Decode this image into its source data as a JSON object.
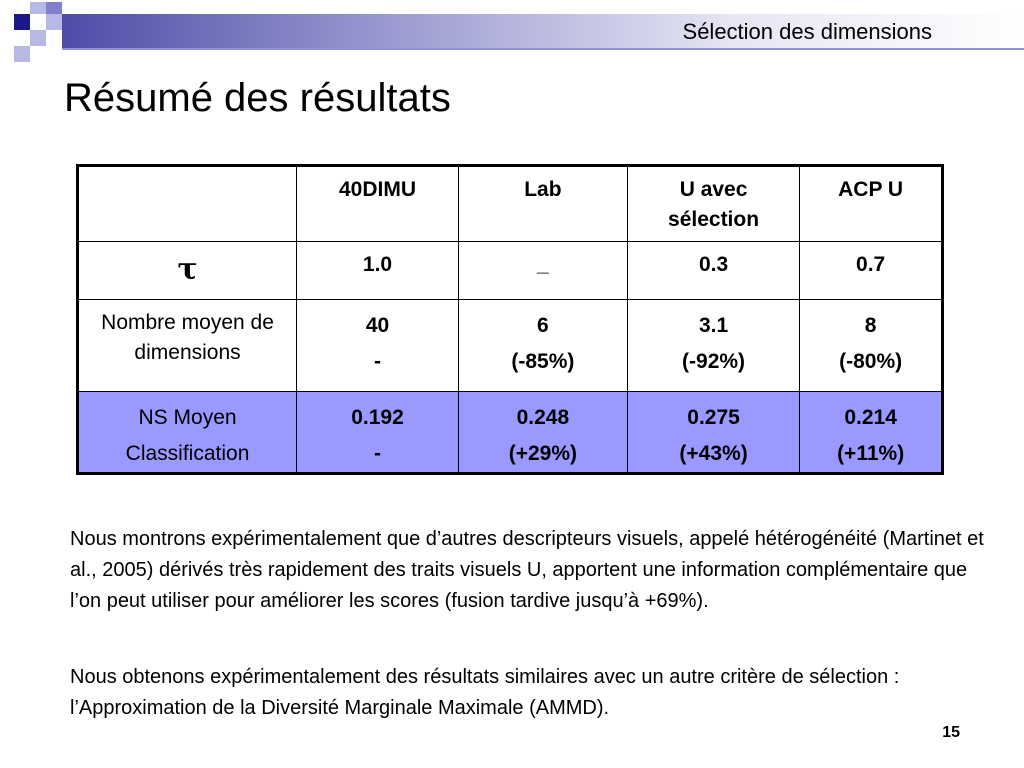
{
  "header": {
    "section_title": "Sélection des dimensions"
  },
  "slide": {
    "title": "Résumé des résultats",
    "page_number": "15"
  },
  "table": {
    "headers": [
      "",
      "40DIMU",
      "Lab",
      "U avec sélection",
      "ACP U"
    ],
    "rows": [
      {
        "label": [
          "τ"
        ],
        "cells": [
          [
            "1.0"
          ],
          [
            "_"
          ],
          [
            "0.3"
          ],
          [
            "0.7"
          ]
        ]
      },
      {
        "label": [
          "Nombre moyen de dimensions"
        ],
        "cells": [
          [
            "40",
            "-"
          ],
          [
            "6",
            "(-85%)"
          ],
          [
            "3.1",
            "(-92%)"
          ],
          [
            "8",
            "(-80%)"
          ]
        ]
      },
      {
        "label": [
          "NS Moyen",
          "Classification"
        ],
        "cells": [
          [
            "0.192",
            "-"
          ],
          [
            "0.248",
            "(+29%)"
          ],
          [
            "0.275",
            "(+43%)"
          ],
          [
            "0.214",
            "(+11%)"
          ]
        ]
      }
    ],
    "highlight_row_color": "#9999ff"
  },
  "paragraphs": [
    "Nous montrons expérimentalement que d’autres descripteurs visuels, appelé hétérogénéité (Martinet et al., 2005) dérivés très rapidement des traits visuels U, apportent une information complémentaire que l’on peut utiliser pour améliorer les scores (fusion tardive jusqu’à +69%).",
    "Nous obtenons expérimentalement des résultats similaires avec un autre critère de sélection : l’Approximation de la Diversité Marginale Maximale (AMMD)."
  ]
}
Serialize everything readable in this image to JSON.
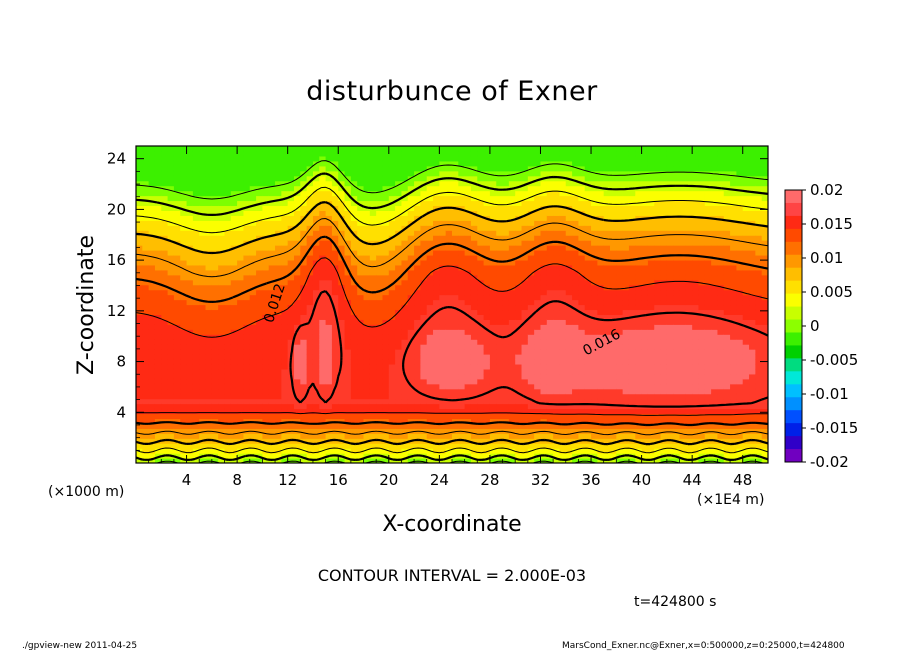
{
  "chart_data": {
    "type": "heatmap",
    "title": "disturbunce of Exner",
    "xlabel": "X-coordinate",
    "ylabel": "Z-coordinate",
    "x_unit_left": "(×1000 m)",
    "x_unit_right": "(×1E4 m)",
    "x_ticks": [
      "4",
      "8",
      "12",
      "16",
      "20",
      "24",
      "28",
      "32",
      "36",
      "40",
      "44",
      "48"
    ],
    "x_tick_values": [
      4,
      8,
      12,
      16,
      20,
      24,
      28,
      32,
      36,
      40,
      44,
      48
    ],
    "xlim": [
      0,
      50
    ],
    "y_ticks": [
      "4",
      "8",
      "12",
      "16",
      "20",
      "24"
    ],
    "y_tick_values": [
      4,
      8,
      12,
      16,
      20,
      24
    ],
    "ylim": [
      0,
      25
    ],
    "colorbar": {
      "labels": [
        "0.02",
        "0.015",
        "0.01",
        "0.005",
        "0",
        "-0.005",
        "-0.01",
        "-0.015",
        "-0.02"
      ],
      "levels": [
        0.02,
        0.015,
        0.01,
        0.005,
        0,
        -0.005,
        -0.01,
        -0.015,
        -0.02
      ],
      "colors": [
        "#ff6a6a",
        "#ff4444",
        "#ff2a14",
        "#ff4a00",
        "#ff7000",
        "#ff9800",
        "#ffbe00",
        "#ffe000",
        "#fbff00",
        "#c8ff00",
        "#8cff00",
        "#3cf000",
        "#00d000",
        "#00dc80",
        "#00e8d8",
        "#00c0ff",
        "#0090ff",
        "#0050ff",
        "#0020e8",
        "#3000c8",
        "#7000c0"
      ]
    },
    "contour_labels": [
      "0.012",
      "0.016"
    ],
    "contour_interval_text": "CONTOUR INTERVAL = 2.000E-03",
    "time_text": "t=424800 s"
  },
  "footer": {
    "left": "./gpview-new  2011-04-25",
    "right": "MarsCond_Exner.nc@Exner,x=0:500000,z=0:25000,t=424800"
  }
}
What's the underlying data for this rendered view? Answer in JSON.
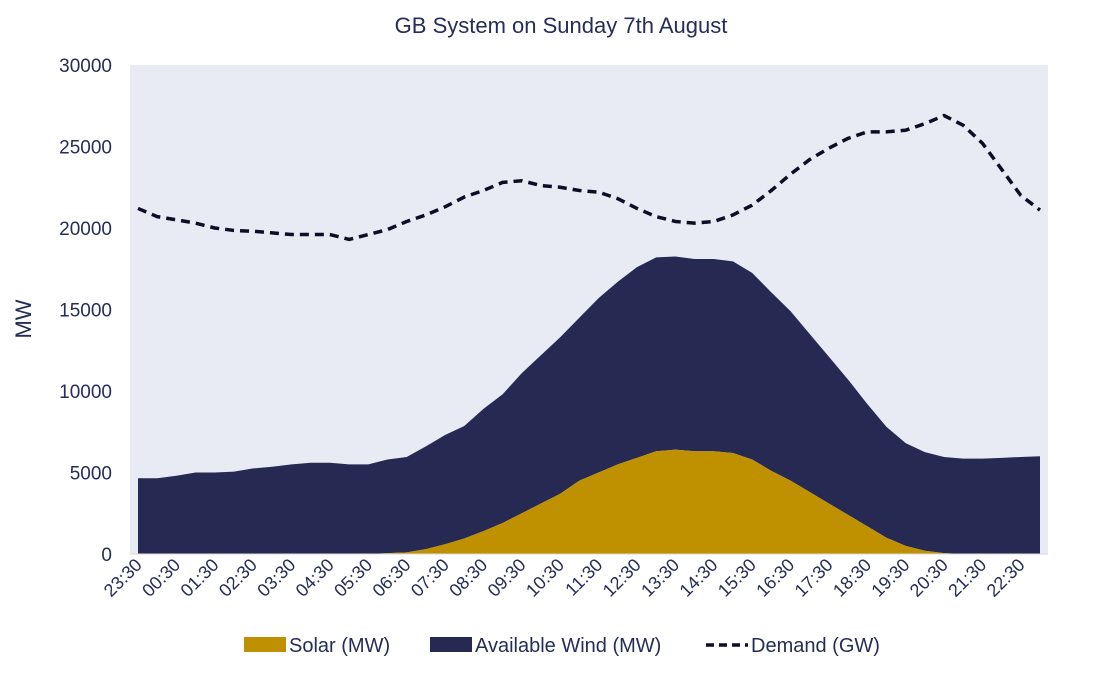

================================

Written exercise: Strip out the images, then output the records above word for word.

Solved problem:
Decode this image into its source data as a JSON object.
{
  "header": {
    "section_title": "Sélection des dimensions"
  },
  "slide": {
    "title": "Résumé des résultats",
    "page_number": "15"
  },
  "table": {
    "headers": [
      "",
      "40DIMU",
      "Lab",
      "U avec sélection",
      "ACP U"
    ],
    "rows": [
      {
        "label": [
          "τ"
        ],
        "cells": [
          [
            "1.0"
          ],
          [
            "_"
          ],
          [
            "0.3"
          ],
          [
            "0.7"
          ]
        ]
      },
      {
        "label": [
          "Nombre moyen de dimensions"
        ],
        "cells": [
          [
            "40",
            "-"
          ],
          [
            "6",
            "(-85%)"
          ],
          [
            "3.1",
            "(-92%)"
          ],
          [
            "8",
            "(-80%)"
          ]
        ]
      },
      {
        "label": [
          "NS Moyen",
          "Classification"
        ],
        "cells": [
          [
            "0.192",
            "-"
          ],
          [
            "0.248",
            "(+29%)"
          ],
          [
            "0.275",
            "(+43%)"
          ],
          [
            "0.214",
            "(+11%)"
          ]
        ]
      }
    ],
    "highlight_row_color": "#9999ff"
  },
  "paragraphs": [
    "Nous montrons expérimentalement que d’autres descripteurs visuels, appelé hétérogénéité (Martinet et al., 2005) dérivés très rapidement des traits visuels U, apportent une information complémentaire que l’on peut utiliser pour améliorer les scores (fusion tardive jusqu’à +69%).",
    "Nous obtenons expérimentalement des résultats similaires avec un autre critère de sélection : l’Approximation de la Diversité Marginale Maximale (AMMD)."
  ]
}
Serialize everything readable in this image to JSON.
{
  "chart_data": {
    "type": "heatmap",
    "title": "disturbunce of Exner",
    "xlabel": "X-coordinate",
    "ylabel": "Z-coordinate",
    "x_unit_left": "(×1000 m)",
    "x_unit_right": "(×1E4 m)",
    "x_ticks": [
      "4",
      "8",
      "12",
      "16",
      "20",
      "24",
      "28",
      "32",
      "36",
      "40",
      "44",
      "48"
    ],
    "x_tick_values": [
      4,
      8,
      12,
      16,
      20,
      24,
      28,
      32,
      36,
      40,
      44,
      48
    ],
    "xlim": [
      0,
      50
    ],
    "y_ticks": [
      "4",
      "8",
      "12",
      "16",
      "20",
      "24"
    ],
    "y_tick_values": [
      4,
      8,
      12,
      16,
      20,
      24
    ],
    "ylim": [
      0,
      25
    ],
    "colorbar": {
      "labels": [
        "0.02",
        "0.015",
        "0.01",
        "0.005",
        "0",
        "-0.005",
        "-0.01",
        "-0.015",
        "-0.02"
      ],
      "levels": [
        0.02,
        0.015,
        0.01,
        0.005,
        0,
        -0.005,
        -0.01,
        -0.015,
        -0.02
      ],
      "colors": [
        "#ff6a6a",
        "#ff4444",
        "#ff2a14",
        "#ff4a00",
        "#ff7000",
        "#ff9800",
        "#ffbe00",
        "#ffe000",
        "#fbff00",
        "#c8ff00",
        "#8cff00",
        "#3cf000",
        "#00d000",
        "#00dc80",
        "#00e8d8",
        "#00c0ff",
        "#0090ff",
        "#0050ff",
        "#0020e8",
        "#3000c8",
        "#7000c0"
      ]
    },
    "contour_labels": [
      "0.012",
      "0.016"
    ],
    "contour_interval_text": "CONTOUR INTERVAL = 2.000E-03",
    "time_text": "t=424800 s"
  },
  "footer": {
    "left": "./gpview-new  2011-04-25",
    "right": "MarsCond_Exner.nc@Exner,x=0:500000,z=0:25000,t=424800"
  }
}
What's the underlying data for this rendered view? Answer in JSON.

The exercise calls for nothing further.